[Document extract]:
↓↓↓

SAP's Afaria controls multiple species of smartphone, tablet
Software maker touts mobile phone-wrangling software that's not confined to a single breed of smartphone.
Software maker touts mobile phone-wrangling software that's not confined to a single breed of smartphone.
What happens if Auckland mayor Len Brown is browsing sensitive documents on his iPad on the train, but then jumps off at Britomart leaving his tablet behind?, asks SAP’s New Zealand country manager Graeme Riley.
Apple aficionados would suggest the super mayor use Mobile Mobile, a service that can be used to remotely wipe an iPad (or iPhone)
But Mr Brown also packs a BlackBerry (the new councils handset of choice. Like Parliamentary Services, which supplies BlackBerries to all MPs, it sees RIM’s buttoned-down handsets as having a security advantage.
Software company SAP – no stranger to Mr Brown – is pushing a new solution called Afaria for wrangling mobile phones in large corporations.
While all forms of remotely controlling cellphones are not new, from turning a camera off from afar to remotely changing a password, Afaria has mult-species support. It can be used to control Apple, Google Android and BlackBerry phones, among others. The product is just released; Mr Riley says so far there has been a lot of interest, but so far no local customers.
A better way to photograph a car crash
Say your car’s in a prang. In SAP’s vision of the near future, you could take a smartphone photo the scene of the accident, rather than drawing a bodgy map.

↑↑↑

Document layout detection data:
↓↓↓

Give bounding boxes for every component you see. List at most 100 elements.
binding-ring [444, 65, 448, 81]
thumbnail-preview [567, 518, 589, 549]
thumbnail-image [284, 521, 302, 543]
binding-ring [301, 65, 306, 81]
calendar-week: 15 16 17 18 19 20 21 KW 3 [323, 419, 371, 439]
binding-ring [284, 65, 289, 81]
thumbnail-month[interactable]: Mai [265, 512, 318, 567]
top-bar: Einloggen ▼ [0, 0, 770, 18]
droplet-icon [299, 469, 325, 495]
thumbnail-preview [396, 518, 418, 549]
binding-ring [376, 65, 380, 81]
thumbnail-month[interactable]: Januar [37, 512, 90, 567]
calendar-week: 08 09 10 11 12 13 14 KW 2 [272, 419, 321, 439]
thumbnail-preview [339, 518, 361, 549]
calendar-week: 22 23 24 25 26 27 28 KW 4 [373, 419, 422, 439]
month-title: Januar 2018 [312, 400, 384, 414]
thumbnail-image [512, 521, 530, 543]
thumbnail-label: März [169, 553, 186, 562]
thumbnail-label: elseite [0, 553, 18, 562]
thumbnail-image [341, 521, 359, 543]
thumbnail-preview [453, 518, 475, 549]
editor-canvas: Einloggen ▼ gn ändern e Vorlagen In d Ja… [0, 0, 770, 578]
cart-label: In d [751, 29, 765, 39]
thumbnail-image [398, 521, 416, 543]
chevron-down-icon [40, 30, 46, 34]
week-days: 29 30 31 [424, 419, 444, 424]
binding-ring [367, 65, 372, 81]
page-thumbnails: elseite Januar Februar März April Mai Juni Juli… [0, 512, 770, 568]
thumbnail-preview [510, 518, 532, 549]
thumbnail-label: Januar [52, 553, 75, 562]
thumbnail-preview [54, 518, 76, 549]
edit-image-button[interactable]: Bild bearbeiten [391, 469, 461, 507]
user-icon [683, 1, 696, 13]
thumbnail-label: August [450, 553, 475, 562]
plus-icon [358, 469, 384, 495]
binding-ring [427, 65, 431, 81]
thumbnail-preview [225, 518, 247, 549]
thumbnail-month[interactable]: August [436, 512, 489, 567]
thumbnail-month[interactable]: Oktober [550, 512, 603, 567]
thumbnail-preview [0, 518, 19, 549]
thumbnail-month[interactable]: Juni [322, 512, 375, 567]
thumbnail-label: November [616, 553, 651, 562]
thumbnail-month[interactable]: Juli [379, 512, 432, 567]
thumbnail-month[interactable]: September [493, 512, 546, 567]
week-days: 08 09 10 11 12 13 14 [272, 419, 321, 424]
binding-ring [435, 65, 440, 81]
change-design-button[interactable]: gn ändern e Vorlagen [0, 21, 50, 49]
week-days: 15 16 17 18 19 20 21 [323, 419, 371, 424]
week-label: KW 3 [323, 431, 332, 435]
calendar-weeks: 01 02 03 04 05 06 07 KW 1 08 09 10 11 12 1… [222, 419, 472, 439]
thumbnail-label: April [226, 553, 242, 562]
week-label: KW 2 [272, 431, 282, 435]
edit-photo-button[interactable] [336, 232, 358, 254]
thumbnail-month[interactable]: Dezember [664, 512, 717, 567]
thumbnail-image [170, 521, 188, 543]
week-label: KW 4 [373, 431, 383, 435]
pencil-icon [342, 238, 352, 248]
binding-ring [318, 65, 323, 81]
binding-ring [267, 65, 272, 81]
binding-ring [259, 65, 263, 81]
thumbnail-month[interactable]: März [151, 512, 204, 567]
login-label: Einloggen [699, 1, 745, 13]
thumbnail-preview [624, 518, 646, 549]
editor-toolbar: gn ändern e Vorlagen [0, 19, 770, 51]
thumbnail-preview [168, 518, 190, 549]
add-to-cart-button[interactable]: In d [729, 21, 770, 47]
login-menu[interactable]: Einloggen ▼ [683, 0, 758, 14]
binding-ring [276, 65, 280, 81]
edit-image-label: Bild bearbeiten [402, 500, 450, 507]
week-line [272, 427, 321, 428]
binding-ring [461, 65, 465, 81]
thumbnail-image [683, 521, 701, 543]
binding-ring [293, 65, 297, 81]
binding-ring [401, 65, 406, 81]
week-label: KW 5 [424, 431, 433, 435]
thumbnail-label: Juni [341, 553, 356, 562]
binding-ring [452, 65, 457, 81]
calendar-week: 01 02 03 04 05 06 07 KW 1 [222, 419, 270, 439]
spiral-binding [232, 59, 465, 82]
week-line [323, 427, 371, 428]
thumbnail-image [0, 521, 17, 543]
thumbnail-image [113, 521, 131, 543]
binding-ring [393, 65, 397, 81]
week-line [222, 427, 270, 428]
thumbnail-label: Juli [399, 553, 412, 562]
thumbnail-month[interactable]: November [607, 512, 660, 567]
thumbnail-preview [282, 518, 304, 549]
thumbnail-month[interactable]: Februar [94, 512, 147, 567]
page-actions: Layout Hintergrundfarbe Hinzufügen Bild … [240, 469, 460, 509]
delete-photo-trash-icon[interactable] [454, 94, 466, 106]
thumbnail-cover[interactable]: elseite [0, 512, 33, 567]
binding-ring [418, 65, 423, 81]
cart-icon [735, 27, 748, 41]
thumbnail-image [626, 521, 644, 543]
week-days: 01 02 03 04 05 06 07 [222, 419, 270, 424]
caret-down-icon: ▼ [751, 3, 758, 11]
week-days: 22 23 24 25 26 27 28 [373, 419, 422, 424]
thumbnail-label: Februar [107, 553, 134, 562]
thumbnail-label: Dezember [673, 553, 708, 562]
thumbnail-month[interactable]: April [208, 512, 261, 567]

↑↑↑

[Problems to solve]:
**a.** Using the article on SAP's Afaria, decide whether each statement below agrees with it. For each, answer yes or no and quote the words of the article that decide it.
(i) Afaria can be used to control Apple, Google Android and BlackBerry phones.
(ii) Afaria already has several local customers.
(iii) Parliamentary Services supplies BlackBerries to all MPs.
**b.** Write the next part of the article on SAP's Afaria, picking up right after its final sentence.

[Results by task]:
**a.**
(i) Yes: "It can be used to control Apple, Google Android and BlackBerry phones, among others."
(ii) No: "so far there has been a lot of interest, but so far no local customers."
(iii) Yes: "Parliamentary Services, which supplies BlackBerries to all MPs"

**b.**
You’d send it to your insurance company, which would pick up on the photos GPS tags, so you wouldn’t need to record its location, either.
Another scenario: you see a pothole in your street. You take a smartphone photo, and send it to the council, which picks up geotags on your snap then dispatches a crew – then sends you a photo when it’s finished (okay, we might be far into fantasy land now).
In an age where simple txt-to-park systems often play up, it all seems a bit far-fetched, for now. But SAP has recently released the Sybase Unwired Platform (or SUP; SAP bought Sybase for $US6.5 billion last year), which it helps will make it happen. “Apple has forever changed the world with the iPhone and the iPad,” SAP country manager Graeme Riley told NBR.
“We have to accept that Apple’s interface is rather better than SAP’s.” The German company’s aim with SUP is to take iPhone style user-friendliness, but apply it to a development product that lets you develop apps that can be used on not just an iPhone, but also an Android or BlackBerry.